### [Task brief]
In the copy, include every entry exactly but none of the images.

### [Data in this exercise]

━━━━━━━━━━━━━━━━━━━━━━━━━━━━━━

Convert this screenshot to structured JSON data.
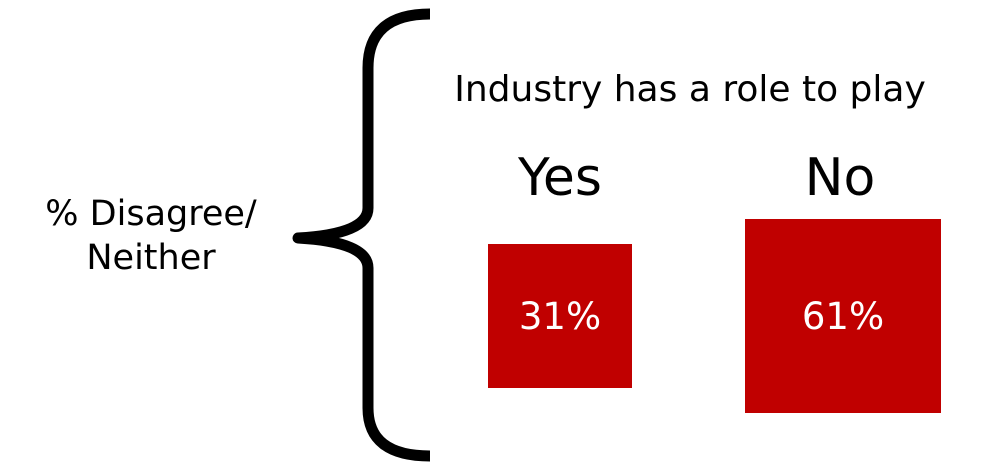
{
  "side_label": {
    "line1": "% Disagree/",
    "line2": "Neither"
  },
  "heading": "Industry has a role to play",
  "columns": [
    {
      "label": "Yes",
      "value": 31,
      "value_text": "31%"
    },
    {
      "label": "No",
      "value": 61,
      "value_text": "61%"
    }
  ],
  "colors": {
    "box_fill": "#c00000",
    "box_text": "#ffffff",
    "text": "#000000"
  }
}
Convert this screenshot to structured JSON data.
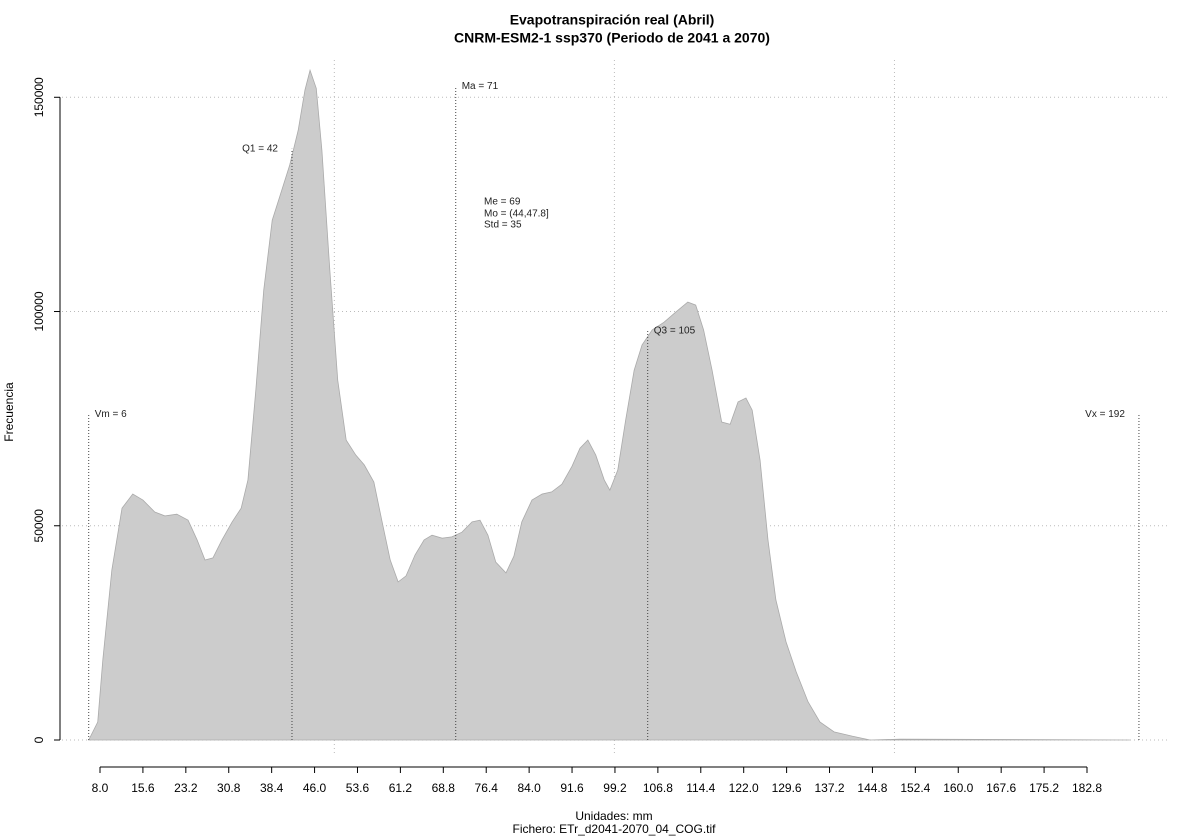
{
  "chart_data": {
    "type": "area",
    "title": "Evapotranspiración real (Abril)",
    "subtitle": "CNRM-ESM2-1 ssp370 (Periodo de 2041 a 2070)",
    "x_label": "Unidades: mm",
    "file_label": "Fichero: ETr_d2041-2070_04_COG.tif",
    "y_label": "Frecuencia",
    "color": "#cccccc",
    "x": [
      6,
      7.6,
      8.5,
      10.1,
      11.9,
      13.8,
      15.6,
      17.7,
      19.5,
      21.6,
      23.6,
      25.2,
      26.6,
      28,
      29.6,
      31.4,
      33,
      34.2,
      35.6,
      37,
      38.5,
      39.9,
      41.6,
      43.1,
      44.3,
      45.2,
      46.3,
      47.3,
      48.7,
      50.1,
      51.6,
      53.3,
      54.8,
      56.5,
      57.9,
      59.4,
      60.8,
      62.2,
      63.8,
      65.4,
      66.8,
      68.6,
      70.3,
      72.1,
      73.9,
      75.3,
      76.7,
      78.1,
      79.9,
      81.3,
      82.7,
      84.5,
      86.3,
      88,
      89.8,
      91.6,
      93,
      94.4,
      95.8,
      97.3,
      98.3,
      99.7,
      101.1,
      102.6,
      104,
      105.8,
      107.9,
      110,
      112.1,
      113.5,
      114.9,
      116.4,
      118.1,
      119.6,
      121,
      122.4,
      123.5,
      124.9,
      126.3,
      127.7,
      129.5,
      131.3,
      133.4,
      135.5,
      138,
      141.2,
      144.4,
      149.7,
      190.4
    ],
    "values": [
      0,
      4200,
      18700,
      39700,
      54100,
      57400,
      56000,
      53200,
      52300,
      52700,
      51300,
      46700,
      42000,
      42500,
      46700,
      50900,
      54100,
      60700,
      81700,
      105000,
      121300,
      127100,
      134200,
      142300,
      151700,
      156300,
      152100,
      137600,
      109700,
      84000,
      70000,
      66500,
      64200,
      60200,
      51300,
      42000,
      36900,
      38300,
      43200,
      46700,
      47800,
      47100,
      47400,
      48500,
      50900,
      51300,
      47800,
      41500,
      39000,
      42900,
      50900,
      56000,
      57400,
      57900,
      59700,
      63900,
      68100,
      70000,
      66500,
      60700,
      58300,
      63000,
      74700,
      86300,
      92200,
      95700,
      97500,
      99900,
      102200,
      101500,
      95700,
      86300,
      74200,
      73700,
      78900,
      79800,
      77000,
      65300,
      46700,
      32700,
      22900,
      15900,
      8900,
      4200,
      1900,
      900,
      0,
      200,
      0
    ],
    "xlim": [
      1.27,
      197.5
    ],
    "ylim": [
      -3500,
      158700
    ],
    "xticks": [
      {
        "value": 8,
        "label": "8.0"
      },
      15.6,
      23.2,
      30.8,
      38.4,
      {
        "value": 46,
        "label": "46.0"
      },
      53.6,
      61.2,
      68.8,
      76.4,
      {
        "value": 84,
        "label": "84.0"
      },
      91.6,
      99.2,
      106.8,
      114.4,
      {
        "value": 122,
        "label": "122.0"
      },
      129.6,
      137.2,
      144.8,
      152.4,
      {
        "value": 160,
        "label": "160.0"
      },
      167.6,
      175.2,
      182.8
    ],
    "yticks": [
      0,
      50000,
      100000,
      150000
    ],
    "xgrid": [
      49.5,
      99.1,
      148.7
    ],
    "grid": true,
    "annotations": [
      {
        "label": "Vm = 6",
        "x": 6,
        "y": 76000,
        "side": "right"
      },
      {
        "label": "Q1 = 42",
        "x": 42,
        "y": 138000,
        "side": "left"
      },
      {
        "label": "Ma = 71",
        "x": 71,
        "y": 152500,
        "side": "right"
      },
      {
        "label": "Q3 = 105",
        "x": 105,
        "y": 95500,
        "side": "right"
      },
      {
        "label": "Vx = 192",
        "x": 192,
        "y": 76000,
        "side": "left"
      }
    ],
    "stats": [
      "Me = 69",
      "Mo = (44,47.8]",
      "Std = 35"
    ]
  }
}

━━━━━━━━━━━━━━━━━━━━━━━━━━━━━━

### [Problem solution]
Convert this screenshot to structured JSON data.
{
  "side_label": {
    "line1": "% Disagree/",
    "line2": "Neither"
  },
  "heading": "Industry has a role to play",
  "columns": [
    {
      "label": "Yes",
      "value": 31,
      "value_text": "31%"
    },
    {
      "label": "No",
      "value": 61,
      "value_text": "61%"
    }
  ],
  "colors": {
    "box_fill": "#c00000",
    "box_text": "#ffffff",
    "text": "#000000"
  }
}
Convert this screenshot to structured JSON data.
{
  "chart_data": {
    "type": "area",
    "title": "Evapotranspiración real (Abril)",
    "subtitle": "CNRM-ESM2-1 ssp370 (Periodo de 2041 a 2070)",
    "x_label": "Unidades: mm",
    "file_label": "Fichero: ETr_d2041-2070_04_COG.tif",
    "y_label": "Frecuencia",
    "color": "#cccccc",
    "x": [
      6,
      7.6,
      8.5,
      10.1,
      11.9,
      13.8,
      15.6,
      17.7,
      19.5,
      21.6,
      23.6,
      25.2,
      26.6,
      28,
      29.6,
      31.4,
      33,
      34.2,
      35.6,
      37,
      38.5,
      39.9,
      41.6,
      43.1,
      44.3,
      45.2,
      46.3,
      47.3,
      48.7,
      50.1,
      51.6,
      53.3,
      54.8,
      56.5,
      57.9,
      59.4,
      60.8,
      62.2,
      63.8,
      65.4,
      66.8,
      68.6,
      70.3,
      72.1,
      73.9,
      75.3,
      76.7,
      78.1,
      79.9,
      81.3,
      82.7,
      84.5,
      86.3,
      88,
      89.8,
      91.6,
      93,
      94.4,
      95.8,
      97.3,
      98.3,
      99.7,
      101.1,
      102.6,
      104,
      105.8,
      107.9,
      110,
      112.1,
      113.5,
      114.9,
      116.4,
      118.1,
      119.6,
      121,
      122.4,
      123.5,
      124.9,
      126.3,
      127.7,
      129.5,
      131.3,
      133.4,
      135.5,
      138,
      141.2,
      144.4,
      149.7,
      190.4
    ],
    "values": [
      0,
      4200,
      18700,
      39700,
      54100,
      57400,
      56000,
      53200,
      52300,
      52700,
      51300,
      46700,
      42000,
      42500,
      46700,
      50900,
      54100,
      60700,
      81700,
      105000,
      121300,
      127100,
      134200,
      142300,
      151700,
      156300,
      152100,
      137600,
      109700,
      84000,
      70000,
      66500,
      64200,
      60200,
      51300,
      42000,
      36900,
      38300,
      43200,
      46700,
      47800,
      47100,
      47400,
      48500,
      50900,
      51300,
      47800,
      41500,
      39000,
      42900,
      50900,
      56000,
      57400,
      57900,
      59700,
      63900,
      68100,
      70000,
      66500,
      60700,
      58300,
      63000,
      74700,
      86300,
      92200,
      95700,
      97500,
      99900,
      102200,
      101500,
      95700,
      86300,
      74200,
      73700,
      78900,
      79800,
      77000,
      65300,
      46700,
      32700,
      22900,
      15900,
      8900,
      4200,
      1900,
      900,
      0,
      200,
      0
    ],
    "xlim": [
      1.27,
      197.5
    ],
    "ylim": [
      -3500,
      158700
    ],
    "xticks": [
      {
        "value": 8,
        "label": "8.0"
      },
      15.6,
      23.2,
      30.8,
      38.4,
      {
        "value": 46,
        "label": "46.0"
      },
      53.6,
      61.2,
      68.8,
      76.4,
      {
        "value": 84,
        "label": "84.0"
      },
      91.6,
      99.2,
      106.8,
      114.4,
      {
        "value": 122,
        "label": "122.0"
      },
      129.6,
      137.2,
      144.8,
      152.4,
      {
        "value": 160,
        "label": "160.0"
      },
      167.6,
      175.2,
      182.8
    ],
    "yticks": [
      0,
      50000,
      100000,
      150000
    ],
    "xgrid": [
      49.5,
      99.1,
      148.7
    ],
    "grid": true,
    "annotations": [
      {
        "label": "Vm = 6",
        "x": 6,
        "y": 76000,
        "side": "right"
      },
      {
        "label": "Q1 = 42",
        "x": 42,
        "y": 138000,
        "side": "left"
      },
      {
        "label": "Ma = 71",
        "x": 71,
        "y": 152500,
        "side": "right"
      },
      {
        "label": "Q3 = 105",
        "x": 105,
        "y": 95500,
        "side": "right"
      },
      {
        "label": "Vx = 192",
        "x": 192,
        "y": 76000,
        "side": "left"
      }
    ],
    "stats": [
      "Me = 69",
      "Mo = (44,47.8]",
      "Std = 35"
    ]
  }
}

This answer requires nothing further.